--- start of Given data ---

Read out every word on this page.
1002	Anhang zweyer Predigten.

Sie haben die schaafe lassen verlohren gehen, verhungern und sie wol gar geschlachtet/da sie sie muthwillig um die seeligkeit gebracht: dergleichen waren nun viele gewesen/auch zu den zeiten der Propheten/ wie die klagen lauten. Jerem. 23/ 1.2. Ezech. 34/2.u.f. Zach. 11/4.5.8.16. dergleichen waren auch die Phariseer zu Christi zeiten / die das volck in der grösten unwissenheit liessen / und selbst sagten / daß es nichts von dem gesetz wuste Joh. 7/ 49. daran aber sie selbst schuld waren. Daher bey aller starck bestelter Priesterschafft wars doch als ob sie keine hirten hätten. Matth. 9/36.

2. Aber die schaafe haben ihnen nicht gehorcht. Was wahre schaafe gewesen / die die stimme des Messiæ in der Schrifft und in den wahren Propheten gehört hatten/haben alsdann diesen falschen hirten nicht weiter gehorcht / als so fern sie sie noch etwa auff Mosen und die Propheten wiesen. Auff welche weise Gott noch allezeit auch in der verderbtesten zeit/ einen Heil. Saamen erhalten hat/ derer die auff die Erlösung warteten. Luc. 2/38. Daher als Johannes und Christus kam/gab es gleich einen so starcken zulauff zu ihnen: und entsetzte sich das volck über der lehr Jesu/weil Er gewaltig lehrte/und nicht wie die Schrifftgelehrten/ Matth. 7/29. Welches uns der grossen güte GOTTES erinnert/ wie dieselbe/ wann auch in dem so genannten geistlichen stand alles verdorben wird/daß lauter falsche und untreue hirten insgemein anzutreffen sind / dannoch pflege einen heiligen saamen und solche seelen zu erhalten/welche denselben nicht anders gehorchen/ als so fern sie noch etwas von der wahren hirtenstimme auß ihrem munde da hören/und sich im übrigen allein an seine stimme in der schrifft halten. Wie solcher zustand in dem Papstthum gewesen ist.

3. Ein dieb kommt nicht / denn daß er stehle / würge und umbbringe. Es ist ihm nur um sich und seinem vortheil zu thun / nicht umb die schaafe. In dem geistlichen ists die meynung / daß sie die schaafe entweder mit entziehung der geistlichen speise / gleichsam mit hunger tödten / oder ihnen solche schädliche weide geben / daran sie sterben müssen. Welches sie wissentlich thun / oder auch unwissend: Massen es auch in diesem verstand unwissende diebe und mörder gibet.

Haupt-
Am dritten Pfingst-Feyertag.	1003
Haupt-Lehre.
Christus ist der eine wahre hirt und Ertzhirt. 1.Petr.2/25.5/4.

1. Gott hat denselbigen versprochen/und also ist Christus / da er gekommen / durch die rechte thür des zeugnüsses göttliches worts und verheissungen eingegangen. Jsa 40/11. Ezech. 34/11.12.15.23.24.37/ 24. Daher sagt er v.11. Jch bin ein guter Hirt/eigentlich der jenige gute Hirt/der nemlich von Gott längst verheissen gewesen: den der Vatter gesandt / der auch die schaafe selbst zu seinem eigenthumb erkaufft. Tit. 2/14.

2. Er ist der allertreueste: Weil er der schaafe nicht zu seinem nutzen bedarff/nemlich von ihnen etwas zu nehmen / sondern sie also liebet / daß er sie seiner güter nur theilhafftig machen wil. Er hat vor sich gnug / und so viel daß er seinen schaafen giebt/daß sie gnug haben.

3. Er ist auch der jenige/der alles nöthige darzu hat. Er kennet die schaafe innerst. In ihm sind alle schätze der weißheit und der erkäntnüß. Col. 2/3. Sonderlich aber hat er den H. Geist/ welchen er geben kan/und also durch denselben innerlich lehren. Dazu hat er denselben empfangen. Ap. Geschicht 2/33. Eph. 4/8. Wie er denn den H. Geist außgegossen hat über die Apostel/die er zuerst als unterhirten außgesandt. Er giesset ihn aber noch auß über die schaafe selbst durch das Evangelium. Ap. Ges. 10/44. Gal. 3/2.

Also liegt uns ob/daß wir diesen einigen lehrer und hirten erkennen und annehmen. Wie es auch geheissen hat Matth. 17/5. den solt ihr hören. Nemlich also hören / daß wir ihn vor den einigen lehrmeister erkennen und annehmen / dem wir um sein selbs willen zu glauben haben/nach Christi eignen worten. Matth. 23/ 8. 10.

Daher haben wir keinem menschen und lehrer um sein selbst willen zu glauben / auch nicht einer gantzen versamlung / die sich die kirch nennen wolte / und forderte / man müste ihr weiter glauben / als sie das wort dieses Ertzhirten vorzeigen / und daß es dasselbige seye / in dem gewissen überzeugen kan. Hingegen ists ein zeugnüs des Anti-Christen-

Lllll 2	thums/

--- end of Given data ---
--- start of Given data ---

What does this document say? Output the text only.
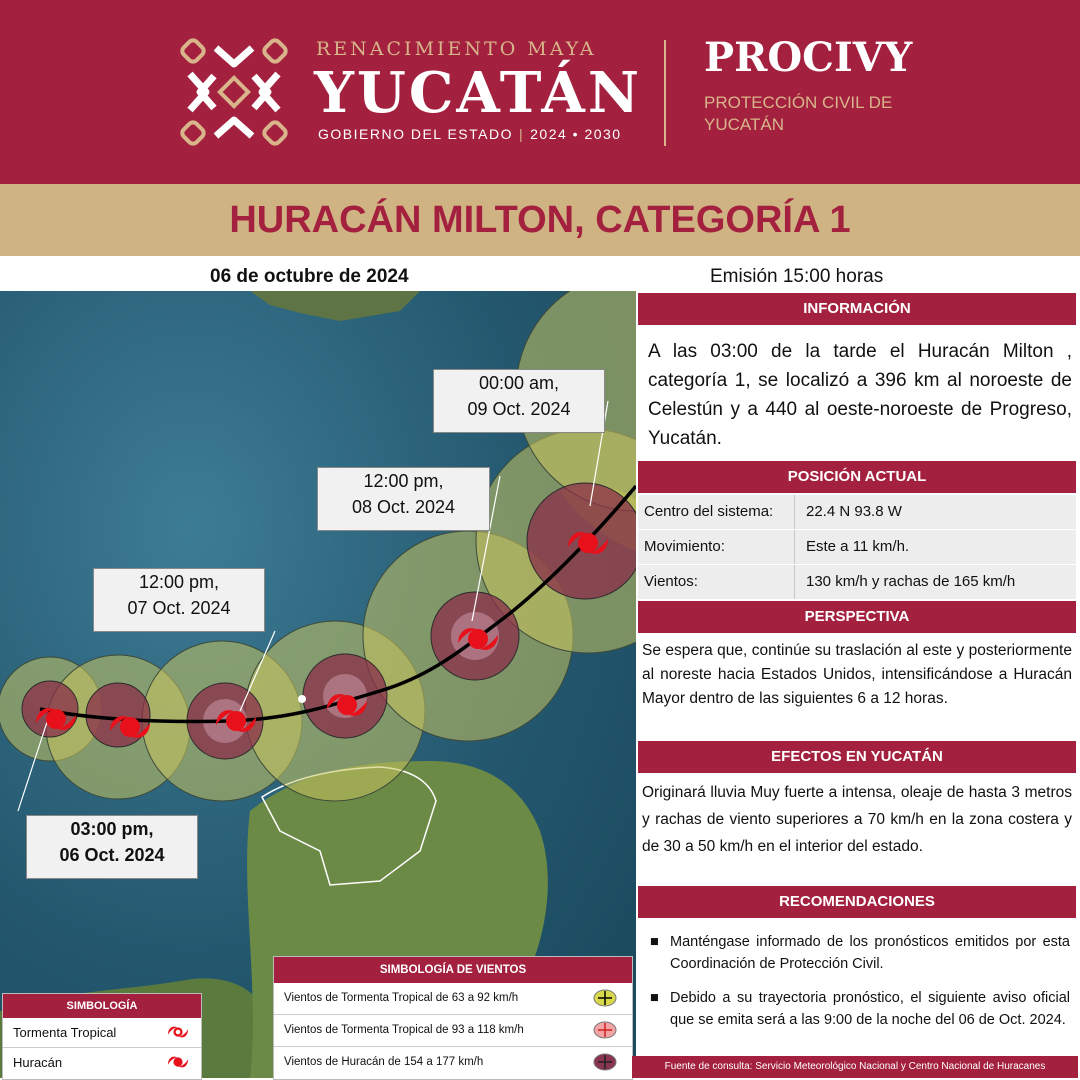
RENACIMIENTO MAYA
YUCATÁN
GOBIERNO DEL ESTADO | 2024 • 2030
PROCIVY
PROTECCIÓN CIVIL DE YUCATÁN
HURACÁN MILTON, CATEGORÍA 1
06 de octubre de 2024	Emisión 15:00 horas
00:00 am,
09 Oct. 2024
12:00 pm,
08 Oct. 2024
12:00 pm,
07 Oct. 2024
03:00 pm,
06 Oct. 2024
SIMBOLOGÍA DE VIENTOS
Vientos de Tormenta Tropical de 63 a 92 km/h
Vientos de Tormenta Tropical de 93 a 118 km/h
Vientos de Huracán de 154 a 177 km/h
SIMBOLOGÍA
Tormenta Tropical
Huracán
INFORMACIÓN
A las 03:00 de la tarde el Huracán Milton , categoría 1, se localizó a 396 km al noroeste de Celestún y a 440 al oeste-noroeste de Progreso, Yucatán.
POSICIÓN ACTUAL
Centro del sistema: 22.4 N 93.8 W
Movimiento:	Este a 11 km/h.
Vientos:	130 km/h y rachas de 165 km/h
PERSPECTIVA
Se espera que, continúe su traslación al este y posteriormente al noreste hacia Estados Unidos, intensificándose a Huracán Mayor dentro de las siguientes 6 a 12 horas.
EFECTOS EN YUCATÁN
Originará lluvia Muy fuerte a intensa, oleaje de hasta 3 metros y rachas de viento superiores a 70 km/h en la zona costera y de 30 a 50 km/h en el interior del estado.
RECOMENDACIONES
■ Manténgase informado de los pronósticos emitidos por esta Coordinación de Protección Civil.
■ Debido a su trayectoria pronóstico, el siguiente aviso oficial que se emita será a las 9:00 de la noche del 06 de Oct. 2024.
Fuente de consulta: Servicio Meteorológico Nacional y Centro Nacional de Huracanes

--- end of Given data ---

Search the records above for "horas". Copy each line where it is found.

06 de octubre de 2024	Emisión 15:00 horas
Se espera que, continúe su traslación al este y posteriormente al noreste hacia Estados Unidos, intensificándose a Huracán Mayor dentro de las siguientes 6 a 12 horas.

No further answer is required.